# Exercise requirements
- a) According to the article on non-communicable diseases in Vietnam, why are Vietnam and Denmark pursuing healthcare reforms to strengthen the primary healthcare system?
- b) Repeat word for word the part of the article on non-communicable diseases in Vietnam that opens with the words containing "Many of the" and closes with "cooperation with Vietnam.".
- c) Turn the paragraph of the article on non-communicable diseases in Vietnam that begins "It is also estimated" into a short list, keeping every figure.

# Quoted passage
* * * * *
NCDs kill 380,000 people in Vietnam a year, equivalent to 73 percent of all deaths annually with 40 percent dying before the age of 70, higher than the regional average of 17.1 percent, according to the World Health Organisation.
It is also estimated that about 12 million Vietnamese people have high blood pressure, while nearly three million people have diabetes, two million have chronic heart and lung problems and nearly 120,000 fresh cancer cases are reported annually.
Many of the risk factors for NCDs are due to unhealthy lifestyles including physical inactivity and alcohol and tobacco abuse.
“Denmark is ready to assist Vietnam in the prevention and control of NCDs,” Minister of Health of Denmark Ellen Trane Nørby said while she met with Prime Minister of Vietnam Nguyen Xuan Phuc during her recent Hanoi visit. She noted that Denmark was very interested in NCDs prevention and control in cooperation with Vietnam.
At a Hanoi meeting discussing non-communicable disease prevention held on April 10, the minister said Vietnam and Denmark are both pursuing healthcare reforms to strengthen the primary healthcare system as one of the key components in fighting chronic diseases, such as cancer, diabetes and cardiovascular diseases.
* * * * *
# Extracted entries
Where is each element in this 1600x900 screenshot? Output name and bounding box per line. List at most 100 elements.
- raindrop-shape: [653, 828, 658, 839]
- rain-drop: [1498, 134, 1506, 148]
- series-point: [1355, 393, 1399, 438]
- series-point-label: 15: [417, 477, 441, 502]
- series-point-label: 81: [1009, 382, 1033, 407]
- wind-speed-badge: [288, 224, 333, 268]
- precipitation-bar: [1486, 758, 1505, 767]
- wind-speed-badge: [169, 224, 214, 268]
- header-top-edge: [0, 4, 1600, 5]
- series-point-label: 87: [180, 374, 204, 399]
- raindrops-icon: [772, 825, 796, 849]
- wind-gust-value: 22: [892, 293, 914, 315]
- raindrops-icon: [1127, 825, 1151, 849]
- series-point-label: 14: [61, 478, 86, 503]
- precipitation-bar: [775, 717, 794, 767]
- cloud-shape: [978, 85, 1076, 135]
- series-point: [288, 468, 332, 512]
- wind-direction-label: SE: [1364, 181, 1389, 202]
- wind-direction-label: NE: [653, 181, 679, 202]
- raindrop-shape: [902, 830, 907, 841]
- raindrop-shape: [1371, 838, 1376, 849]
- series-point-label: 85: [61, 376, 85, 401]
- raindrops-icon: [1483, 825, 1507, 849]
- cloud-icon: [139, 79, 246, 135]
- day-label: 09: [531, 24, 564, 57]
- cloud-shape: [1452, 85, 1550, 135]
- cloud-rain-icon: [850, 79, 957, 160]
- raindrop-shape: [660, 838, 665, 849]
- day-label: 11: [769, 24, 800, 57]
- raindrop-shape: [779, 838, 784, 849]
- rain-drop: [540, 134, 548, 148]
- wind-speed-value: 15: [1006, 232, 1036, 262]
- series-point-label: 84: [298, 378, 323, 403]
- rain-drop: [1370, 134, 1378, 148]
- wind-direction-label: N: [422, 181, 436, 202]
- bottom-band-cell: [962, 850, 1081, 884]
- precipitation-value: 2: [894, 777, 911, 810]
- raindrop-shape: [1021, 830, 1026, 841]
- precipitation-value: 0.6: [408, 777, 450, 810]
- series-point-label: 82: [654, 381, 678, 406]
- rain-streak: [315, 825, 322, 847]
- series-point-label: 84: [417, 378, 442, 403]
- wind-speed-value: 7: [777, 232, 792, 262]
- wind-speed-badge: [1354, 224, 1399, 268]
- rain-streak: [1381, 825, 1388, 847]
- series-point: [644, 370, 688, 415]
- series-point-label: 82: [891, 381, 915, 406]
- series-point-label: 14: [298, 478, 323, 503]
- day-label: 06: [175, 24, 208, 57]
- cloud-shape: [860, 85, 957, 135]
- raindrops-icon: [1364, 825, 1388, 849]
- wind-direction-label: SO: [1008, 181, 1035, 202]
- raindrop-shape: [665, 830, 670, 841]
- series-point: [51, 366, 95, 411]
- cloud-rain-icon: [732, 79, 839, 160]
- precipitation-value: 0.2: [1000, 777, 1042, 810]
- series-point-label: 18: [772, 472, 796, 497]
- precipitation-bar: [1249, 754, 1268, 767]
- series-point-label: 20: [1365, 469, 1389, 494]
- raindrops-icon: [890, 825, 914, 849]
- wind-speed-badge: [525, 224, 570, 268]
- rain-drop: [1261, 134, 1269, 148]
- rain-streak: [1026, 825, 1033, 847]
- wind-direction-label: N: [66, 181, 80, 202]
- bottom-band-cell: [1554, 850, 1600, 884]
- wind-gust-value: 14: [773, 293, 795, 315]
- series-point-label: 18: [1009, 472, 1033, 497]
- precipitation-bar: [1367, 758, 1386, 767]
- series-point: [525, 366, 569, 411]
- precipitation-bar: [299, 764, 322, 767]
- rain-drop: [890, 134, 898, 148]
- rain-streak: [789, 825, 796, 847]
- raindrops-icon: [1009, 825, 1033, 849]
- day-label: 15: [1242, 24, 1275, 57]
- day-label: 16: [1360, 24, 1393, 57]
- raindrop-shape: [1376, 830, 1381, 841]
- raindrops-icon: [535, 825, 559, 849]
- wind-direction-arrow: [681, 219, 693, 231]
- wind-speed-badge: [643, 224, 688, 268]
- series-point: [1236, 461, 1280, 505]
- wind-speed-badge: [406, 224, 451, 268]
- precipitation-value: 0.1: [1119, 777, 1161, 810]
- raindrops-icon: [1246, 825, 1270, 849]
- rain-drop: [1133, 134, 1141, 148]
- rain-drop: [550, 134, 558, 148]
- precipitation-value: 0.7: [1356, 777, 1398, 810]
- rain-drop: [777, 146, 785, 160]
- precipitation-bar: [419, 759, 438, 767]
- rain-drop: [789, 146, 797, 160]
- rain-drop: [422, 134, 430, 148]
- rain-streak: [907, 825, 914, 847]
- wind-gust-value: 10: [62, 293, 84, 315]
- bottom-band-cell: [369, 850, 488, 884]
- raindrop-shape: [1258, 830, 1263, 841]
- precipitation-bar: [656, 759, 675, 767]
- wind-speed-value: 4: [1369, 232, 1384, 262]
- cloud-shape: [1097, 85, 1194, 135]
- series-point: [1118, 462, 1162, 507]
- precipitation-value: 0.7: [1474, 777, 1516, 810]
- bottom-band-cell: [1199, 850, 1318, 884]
* * * * *
# Results of the tasks
- a) The Danish health minister said both countries are strengthening the primary healthcare system because it is one of the key components in fighting chronic diseases such as cancer, diabetes and cardiovascular diseases.

- b)
Many of the risk factors for NCDs are due to unhealthy lifestyles including physical inactivity and alcohol and tobacco abuse.
“Denmark is ready to assist Vietnam in the prevention and control of NCDs,” Minister of Health of Denmark Ellen Trane Nørby said while she met with Prime Minister of Vietnam Nguyen Xuan Phuc during her recent Hanoi visit. She noted that Denmark was very interested in NCDs prevention and control in cooperation with Vietnam.

- c)
Estimated figures for Vietnam:
- About 12 million people have high blood pressure.
- Nearly three million people have diabetes.
- Two million people have chronic heart and lung problems.
- Nearly 120,000 new cancer cases are reported each year.